[Records from a data collection]
◇ ◇ ◇ ◇

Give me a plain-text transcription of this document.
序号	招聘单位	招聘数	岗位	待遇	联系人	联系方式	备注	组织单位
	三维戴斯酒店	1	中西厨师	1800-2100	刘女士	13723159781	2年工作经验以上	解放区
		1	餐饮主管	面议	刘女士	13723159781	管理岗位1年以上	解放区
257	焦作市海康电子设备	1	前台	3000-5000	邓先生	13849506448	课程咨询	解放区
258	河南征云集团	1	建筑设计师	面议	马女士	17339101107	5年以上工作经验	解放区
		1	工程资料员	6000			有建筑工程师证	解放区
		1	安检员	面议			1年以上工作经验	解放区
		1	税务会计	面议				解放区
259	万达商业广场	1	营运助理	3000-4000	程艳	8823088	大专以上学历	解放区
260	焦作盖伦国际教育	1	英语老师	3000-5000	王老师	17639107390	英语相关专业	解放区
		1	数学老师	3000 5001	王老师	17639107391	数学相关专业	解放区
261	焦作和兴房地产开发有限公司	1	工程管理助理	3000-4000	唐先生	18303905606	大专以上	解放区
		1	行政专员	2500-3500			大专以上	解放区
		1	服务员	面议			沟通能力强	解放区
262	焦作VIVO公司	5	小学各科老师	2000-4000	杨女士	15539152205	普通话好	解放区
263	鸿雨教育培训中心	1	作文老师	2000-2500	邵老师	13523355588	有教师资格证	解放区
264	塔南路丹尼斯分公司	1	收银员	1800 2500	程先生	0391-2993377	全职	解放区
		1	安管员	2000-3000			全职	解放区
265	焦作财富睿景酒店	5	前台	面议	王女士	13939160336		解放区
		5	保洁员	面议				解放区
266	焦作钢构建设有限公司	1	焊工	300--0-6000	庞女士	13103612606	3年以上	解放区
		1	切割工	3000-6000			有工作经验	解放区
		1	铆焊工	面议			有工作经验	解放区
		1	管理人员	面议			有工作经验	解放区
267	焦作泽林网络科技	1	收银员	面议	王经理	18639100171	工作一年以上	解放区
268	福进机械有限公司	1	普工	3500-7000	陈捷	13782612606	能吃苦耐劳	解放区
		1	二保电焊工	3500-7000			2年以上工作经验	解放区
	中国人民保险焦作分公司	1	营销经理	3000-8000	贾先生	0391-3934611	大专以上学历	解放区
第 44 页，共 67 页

◇ ◇ ◇ ◇

#### [Objective]
Return the entries in full, keeping every line exactly as it is.

#### [Task solution]
Give me a plain-text transcription of this document.
序号	招聘单位	招聘数	岗位	待遇	联系人	联系方式	备注	组织单位
	三维戴斯酒店	1	中西厨师	1800-2100	刘女士	13723159781	2年工作经验以上	解放区
		1	餐饮主管	面议	刘女士	13723159781	管理岗位1年以上	解放区
257	焦作市海康电子设备	1	前台	3000-5000	邓先生	13849506448	课程咨询	解放区
258	河南征云集团	1	建筑设计师	面议	马女士	17339101107	5年以上工作经验	解放区
		1	工程资料员	6000			有建筑工程师证	解放区
		1	安检员	面议			1年以上工作经验	解放区
		1	税务会计	面议				解放区
259	万达商业广场	1	营运助理	3000-4000	程艳	8823088	大专以上学历	解放区
260	焦作盖伦国际教育	1	英语老师	3000-5000	王老师	17639107390	英语相关专业	解放区
		1	数学老师	3000 5001	王老师	17639107391	数学相关专业	解放区
261	焦作和兴房地产开发有限公司	1	工程管理助理	3000-4000	唐先生	18303905606	大专以上	解放区
		1	行政专员	2500-3500			大专以上	解放区
		1	服务员	面议			沟通能力强	解放区
262	焦作VIVO公司	5	小学各科老师	2000-4000	杨女士	15539152205	普通话好	解放区
263	鸿雨教育培训中心	1	作文老师	2000-2500	邵老师	13523355588	有教师资格证	解放区
264	塔南路丹尼斯分公司	1	收银员	1800 2500	程先生	0391-2993377	全职	解放区
		1	安管员	2000-3000			全职	解放区
265	焦作财富睿景酒店	5	前台	面议	王女士	13939160336		解放区
		5	保洁员	面议				解放区
266	焦作钢构建设有限公司	1	焊工	300--0-6000	庞女士	13103612606	3年以上	解放区
		1	切割工	3000-6000			有工作经验	解放区
		1	铆焊工	面议			有工作经验	解放区
		1	管理人员	面议			有工作经验	解放区
267	焦作泽林网络科技	1	收银员	面议	王经理	18639100171	工作一年以上	解放区
268	福进机械有限公司	1	普工	3500-7000	陈捷	13782612606	能吃苦耐劳	解放区
		1	二保电焊工	3500-7000			2年以上工作经验	解放区
	中国人民保险焦作分公司	1	营销经理	3000-8000	贾先生	0391-3934611	大专以上学历	解放区
第 44 页，共 67 页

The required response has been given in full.